> _Work order_: Using the records below, find every line that includes "much" and copy it.
= = = =
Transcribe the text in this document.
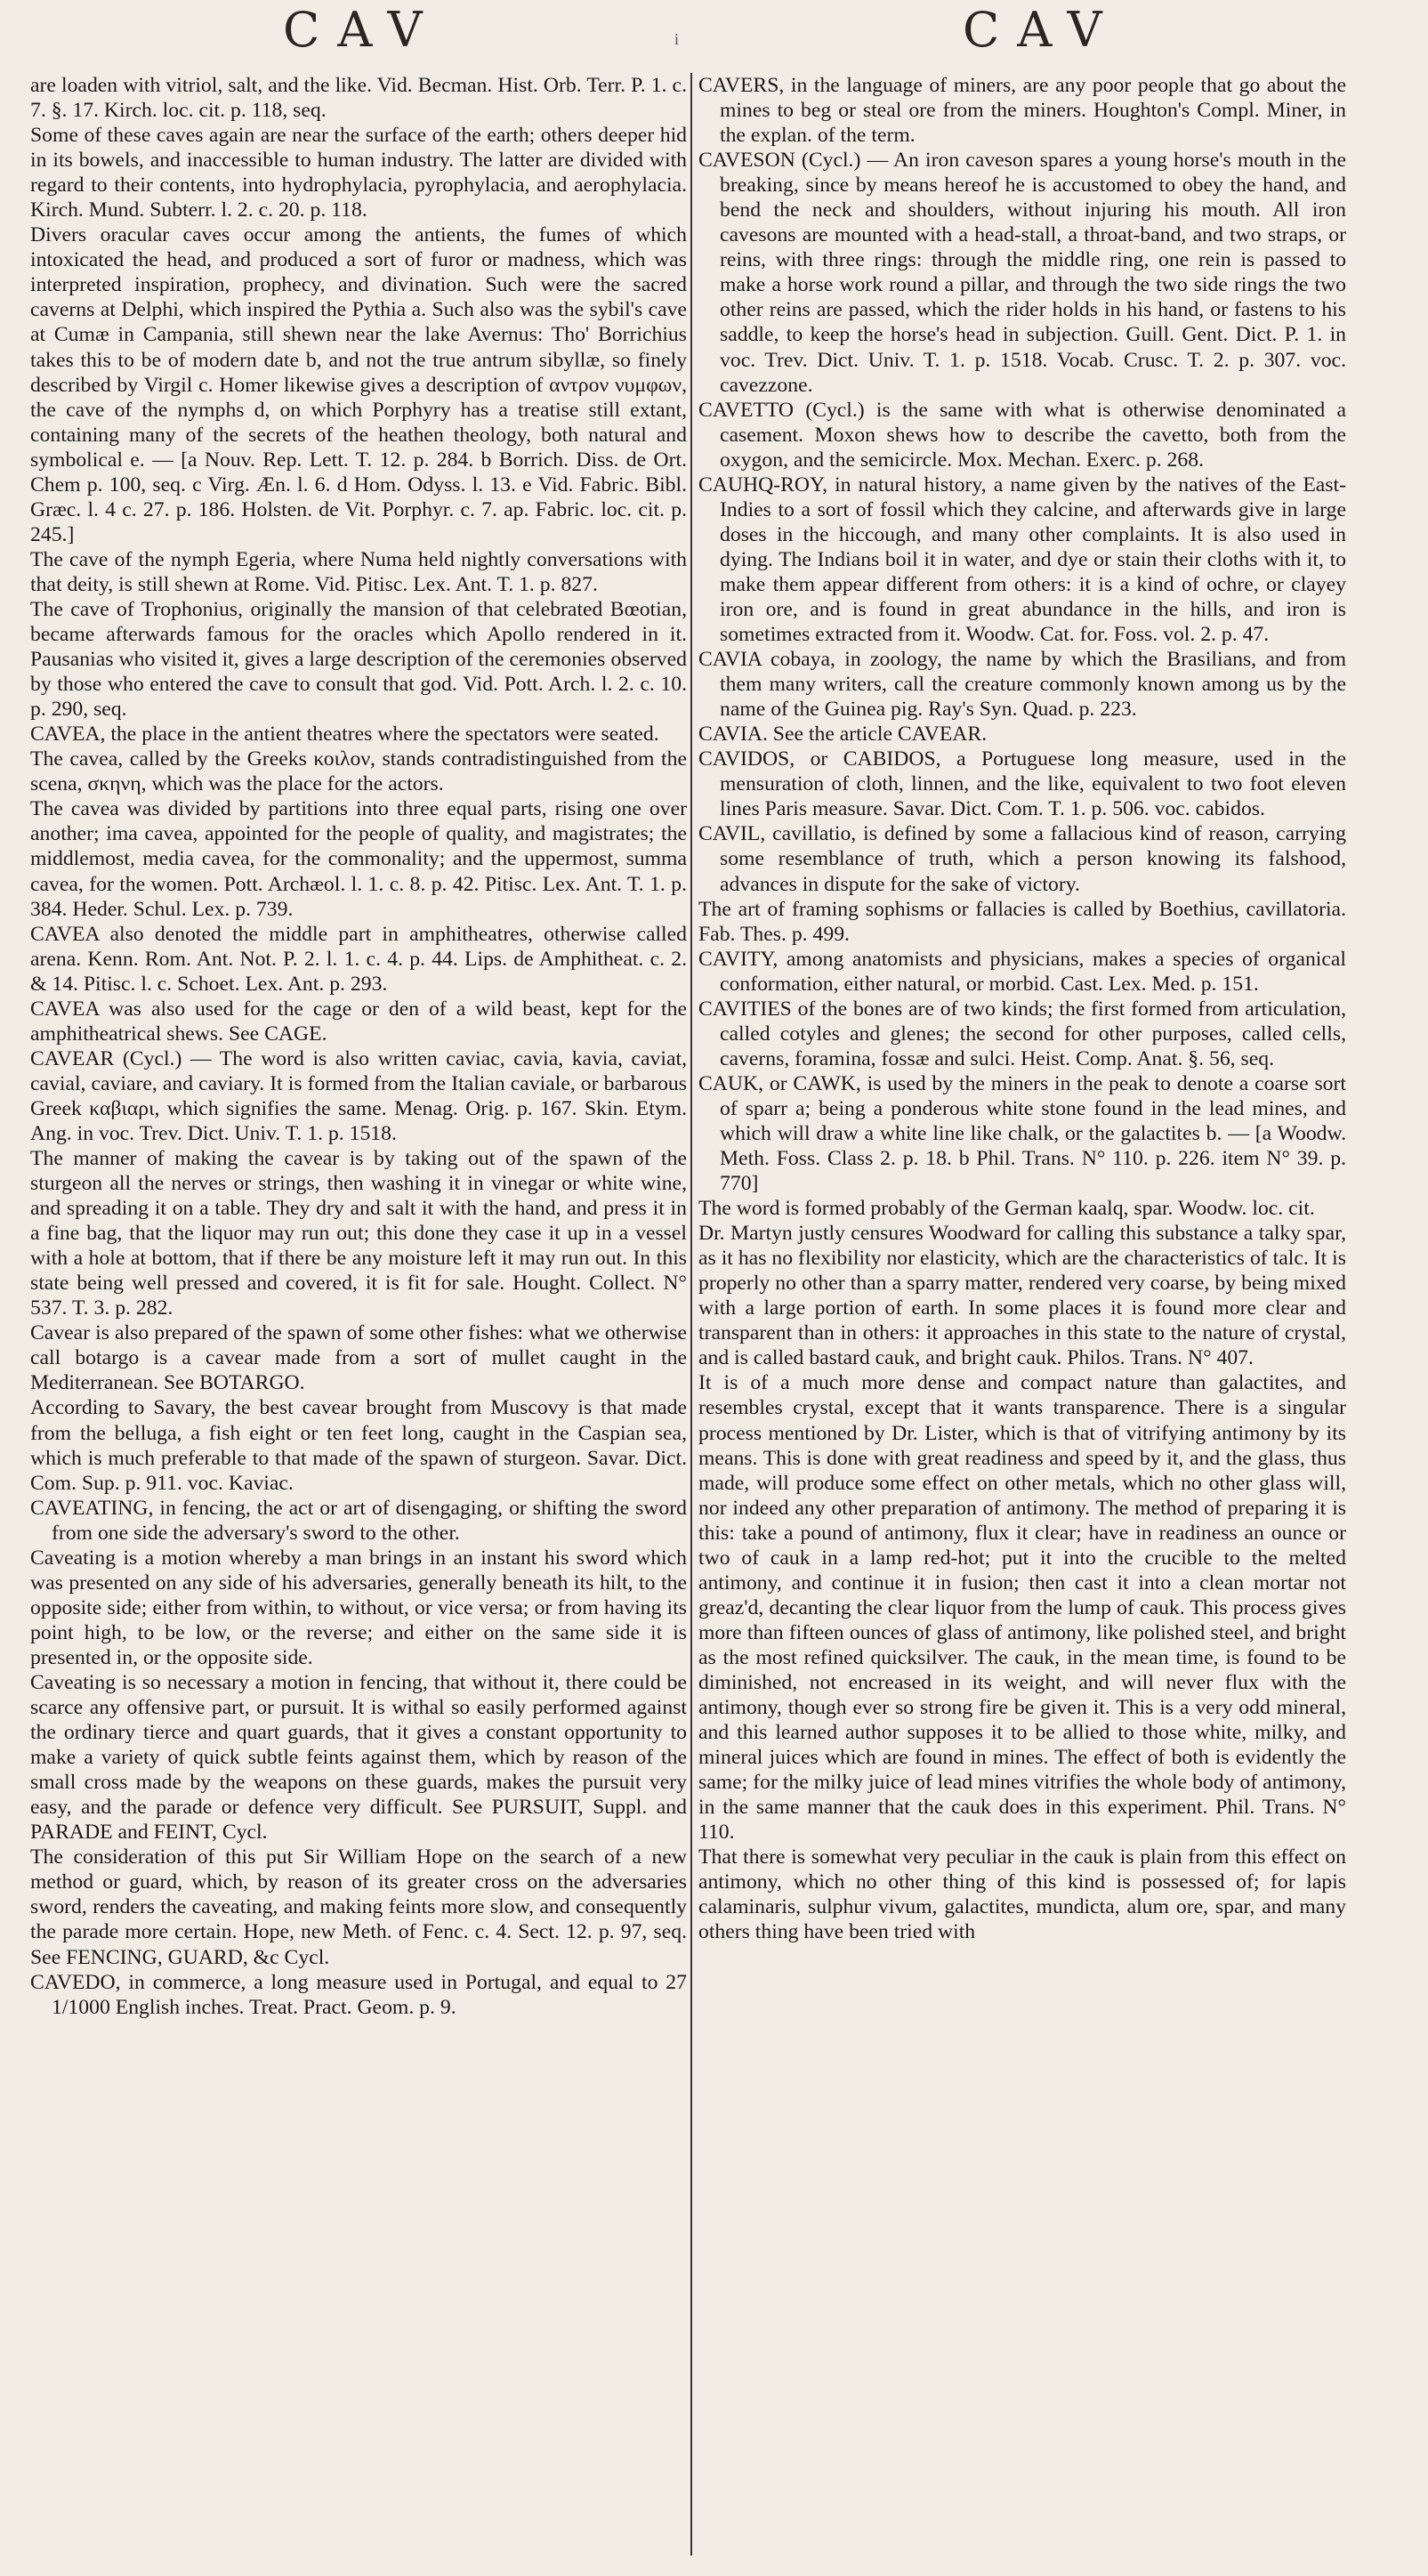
CAV	i	CAV

are loaden with vitriol, salt, and the like. Vid. Becman. Hist. Orb. Terr. P. 1. c. 7. §. 17. Kirch. loc. cit. p. 118, seq.

Some of these caves again are near the surface of the earth; others deeper hid in its bowels, and inaccessible to human industry. The latter are divided with regard to their contents, into hydrophylacia, pyrophylacia, and aerophylacia. Kirch. Mund. Subterr. l. 2. c. 20. p. 118.

Divers oracular caves occur among the antients, the fumes of which intoxicated the head, and produced a sort of furor or madness, which was interpreted inspiration, prophecy, and divination. Such were the sacred caverns at Delphi, which inspired the Pythia a. Such also was the sybil's cave at Cumæ in Campania, still shewn near the lake Avernus: Tho' Borrichius takes this to be of modern date b, and not the true antrum sibyllæ, so finely described by Virgil c. Homer likewise gives a description of αντρον νυμφων, the cave of the nymphs d, on which Porphyry has a treatise still extant, containing many of the secrets of the heathen theology, both natural and symbolical e. — [a Nouv. Rep. Lett. T. 12. p. 284. b Borrich. Diss. de Ort. Chem p. 100, seq. c Virg. Æn. l. 6. d Hom. Odyss. l. 13. e Vid. Fabric. Bibl. Græc. l. 4 c. 27. p. 186. Holsten. de Vit. Porphyr. c. 7. ap. Fabric. loc. cit. p. 245.]

The cave of the nymph Egeria, where Numa held nightly conversations with that deity, is still shewn at Rome. Vid. Pitisc. Lex. Ant. T. 1. p. 827.

The cave of Trophonius, originally the mansion of that celebrated Bœotian, became afterwards famous for the oracles which Apollo rendered in it. Pausanias who visited it, gives a large description of the ceremonies observed by those who entered the cave to consult that god. Vid. Pott. Arch. l. 2. c. 10. p. 290, seq.

CAVEA, the place in the antient theatres where the spectators were seated.

The cavea, called by the Greeks κοιλον, stands contradistinguished from the scena, σκηνη, which was the place for the actors.

The cavea was divided by partitions into three equal parts, rising one over another; ima cavea, appointed for the people of quality, and magistrates; the middlemost, media cavea, for the commonality; and the uppermost, summa cavea, for the women. Pott. Archæol. l. 1. c. 8. p. 42. Pitisc. Lex. Ant. T. 1. p. 384. Heder. Schul. Lex. p. 739.

CAVEA also denoted the middle part in amphitheatres, otherwise called arena. Kenn. Rom. Ant. Not. P. 2. l. 1. c. 4. p. 44. Lips. de Amphitheat. c. 2. & 14. Pitisc. l. c. Schoet. Lex. Ant. p. 293.

CAVEA was also used for the cage or den of a wild beast, kept for the amphitheatrical shews. See CAGE.

CAVEAR (Cycl.) — The word is also written caviac, cavia, kavia, caviat, cavial, caviare, and caviary. It is formed from the Italian caviale, or barbarous Greek καβιαρι, which signifies the same. Menag. Orig. p. 167. Skin. Etym. Ang. in voc. Trev. Dict. Univ. T. 1. p. 1518.

The manner of making the cavear is by taking out of the spawn of the sturgeon all the nerves or strings, then washing it in vinegar or white wine, and spreading it on a table. They dry and salt it with the hand, and press it in a fine bag, that the liquor may run out; this done they case it up in a vessel with a hole at bottom, that if there be any moisture left it may run out. In this state being well pressed and covered, it is fit for sale. Hought. Collect. N° 537. T. 3. p. 282.

Cavear is also prepared of the spawn of some other fishes: what we otherwise call botargo is a cavear made from a sort of mullet caught in the Mediterranean. See BOTARGO.

According to Savary, the best cavear brought from Muscovy is that made from the belluga, a fish eight or ten feet long, caught in the Caspian sea, which is much preferable to that made of the spawn of sturgeon. Savar. Dict. Com. Sup. p. 911. voc. Kaviac.

CAVEATING, in fencing, the act or art of disengaging, or shifting the sword from one side the adversary's sword to the other.

Caveating is a motion whereby a man brings in an instant his sword which was presented on any side of his adversaries, generally beneath its hilt, to the opposite side; either from within, to without, or vice versa; or from having its point high, to be low, or the reverse; and either on the same side it is presented in, or the opposite side.

Caveating is so necessary a motion in fencing, that without it, there could be scarce any offensive part, or pursuit. It is withal so easily performed against the ordinary tierce and quart guards, that it gives a constant opportunity to make a variety of quick subtle feints against them, which by reason of the small cross made by the weapons on these guards, makes the pursuit very easy, and the parade or defence very difficult. See PURSUIT, Suppl. and PARADE and FEINT, Cycl.

The consideration of this put Sir William Hope on the search of a new method or guard, which, by reason of its greater cross on the adversaries sword, renders the caveating, and making feints more slow, and consequently the parade more certain. Hope, new Meth. of Fenc. c. 4. Sect. 12. p. 97, seq. See FENCING, GUARD, &c Cycl.

CAVEDO, in commerce, a long measure used in Portugal, and equal to 27 1/1000 English inches. Treat. Pract. Geom. p. 9.

CAVERS, in the language of miners, are any poor people that go about the mines to beg or steal ore from the miners. Houghton's Compl. Miner, in the explan. of the term.

CAVESON (Cycl.) — An iron caveson spares a young horse's mouth in the breaking, since by means hereof he is accustomed to obey the hand, and bend the neck and shoulders, without injuring his mouth. All iron cavesons are mounted with a head-stall, a throat-band, and two straps, or reins, with three rings: through the middle ring, one rein is passed to make a horse work round a pillar, and through the two side rings the two other reins are passed, which the rider holds in his hand, or fastens to his saddle, to keep the horse's head in subjection. Guill. Gent. Dict. P. 1. in voc. Trev. Dict. Univ. T. 1. p. 1518. Vocab. Crusc. T. 2. p. 307. voc. cavezzone.

CAVETTO (Cycl.) is the same with what is otherwise denominated a casement. Moxon shews how to describe the cavetto, both from the oxygon, and the semicircle. Mox. Mechan. Exerc. p. 268.

CAUHQ-ROY, in natural history, a name given by the natives of the East-Indies to a sort of fossil which they calcine, and afterwards give in large doses in the hiccough, and many other complaints. It is also used in dying. The Indians boil it in water, and dye or stain their cloths with it, to make them appear different from others: it is a kind of ochre, or clayey iron ore, and is found in great abundance in the hills, and iron is sometimes extracted from it. Woodw. Cat. for. Foss. vol. 2. p. 47.

CAVIA cobaya, in zoology, the name by which the Brasilians, and from them many writers, call the creature commonly known among us by the name of the Guinea pig. Ray's Syn. Quad. p. 223.

CAVIA. See the article CAVEAR.

CAVIDOS, or CABIDOS, a Portuguese long measure, used in the mensuration of cloth, linnen, and the like, equivalent to two foot eleven lines Paris measure. Savar. Dict. Com. T. 1. p. 506. voc. cabidos.

CAVIL, cavillatio, is defined by some a fallacious kind of reason, carrying some resemblance of truth, which a person knowing its falshood, advances in dispute for the sake of victory.

The art of framing sophisms or fallacies is called by Boethius, cavillatoria. Fab. Thes. p. 499.

CAVITY, among anatomists and physicians, makes a species of organical conformation, either natural, or morbid. Cast. Lex. Med. p. 151.

CAVITIES of the bones are of two kinds; the first formed from articulation, called cotyles and glenes; the second for other purposes, called cells, caverns, foramina, fossæ and sulci. Heist. Comp. Anat. §. 56, seq.

CAUK, or CAWK, is used by the miners in the peak to denote a coarse sort of sparr a; being a ponderous white stone found in the lead mines, and which will draw a white line like chalk, or the galactites b. — [a Woodw. Meth. Foss. Class 2. p. 18. b Phil. Trans. N° 110. p. 226. item N° 39. p. 770]

The word is formed probably of the German kaalq, spar. Woodw. loc. cit.

Dr. Martyn justly censures Woodward for calling this substance a talky spar, as it has no flexibility nor elasticity, which are the characteristics of talc. It is properly no other than a sparry matter, rendered very coarse, by being mixed with a large portion of earth. In some places it is found more clear and transparent than in others: it approaches in this state to the nature of crystal, and is called bastard cauk, and bright cauk. Philos. Trans. N° 407.

It is of a much more dense and compact nature than galactites, and resembles crystal, except that it wants transparence. There is a singular process mentioned by Dr. Lister, which is that of vitrifying antimony by its means. This is done with great readiness and speed by it, and the glass, thus made, will produce some effect on other metals, which no other glass will, nor indeed any other preparation of antimony. The method of preparing it is this: take a pound of antimony, flux it clear; have in readiness an ounce or two of cauk in a lamp red-hot; put it into the crucible to the melted antimony, and continue it in fusion; then cast it into a clean mortar not greaz'd, decanting the clear liquor from the lump of cauk. This process gives more than fifteen ounces of glass of antimony, like polished steel, and bright as the most refined quicksilver. The cauk, in the mean time, is found to be diminished, not encreased in its weight, and will never flux with the antimony, though ever so strong fire be given it. This is a very odd mineral, and this learned author supposes it to be allied to those white, milky, and mineral juices which are found in mines. The effect of both is evidently the same; for the milky juice of lead mines vitrifies the whole body of antimony, in the same manner that the cauk does in this experiment. Phil. Trans. N° 110.

That there is somewhat very peculiar in the cauk is plain from this effect on antimony, which no other thing of this kind is possessed of; for lapis calaminaris, sulphur vivum, galactites, mundicta, alum ore, spar, and many others thing have been tried with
= = = =
> _Output of the exercise_:
According to Savary, the best cavear brought from Muscovy is that made from the belluga, a fish eight or ten feet long, caught in the Caspian sea, which is much preferable to that made of the spawn of sturgeon. Savar. Dict. Com. Sup. p. 911. voc. Kaviac.
It is of a much more dense and compact nature than galactites, and resembles crystal, except that it wants transparence. There is a singular process mentioned by Dr. Lister, which is that of vitrifying antimony by its means. This is done with great readiness and speed by it, and the glass, thus made, will produce some effect on other metals, which no other glass will, nor indeed any other preparation of antimony. The method of preparing it is this: take a pound of antimony, flux it clear; have in readiness an ounce or two of cauk in a lamp red-hot; put it into the crucible to the melted antimony, and continue it in fusion; then cast it into a clean mortar not greaz'd, decanting the clear liquor from the lump of cauk. This process gives more than fifteen ounces of glass of antimony, like polished steel, and bright as the most refined quicksilver. The cauk, in the mean time, is found to be diminished, not encreased in its weight, and will never flux with the antimony, though ever so strong fire be given it. This is a very odd mineral, and this learned author supposes it to be allied to those white, milky, and mineral juices which are found in mines. The effect of both is evidently the same; for the milky juice of lead mines vitrifies the whole body of antimony, in the same manner that the cauk does in this experiment. Phil. Trans. N° 110.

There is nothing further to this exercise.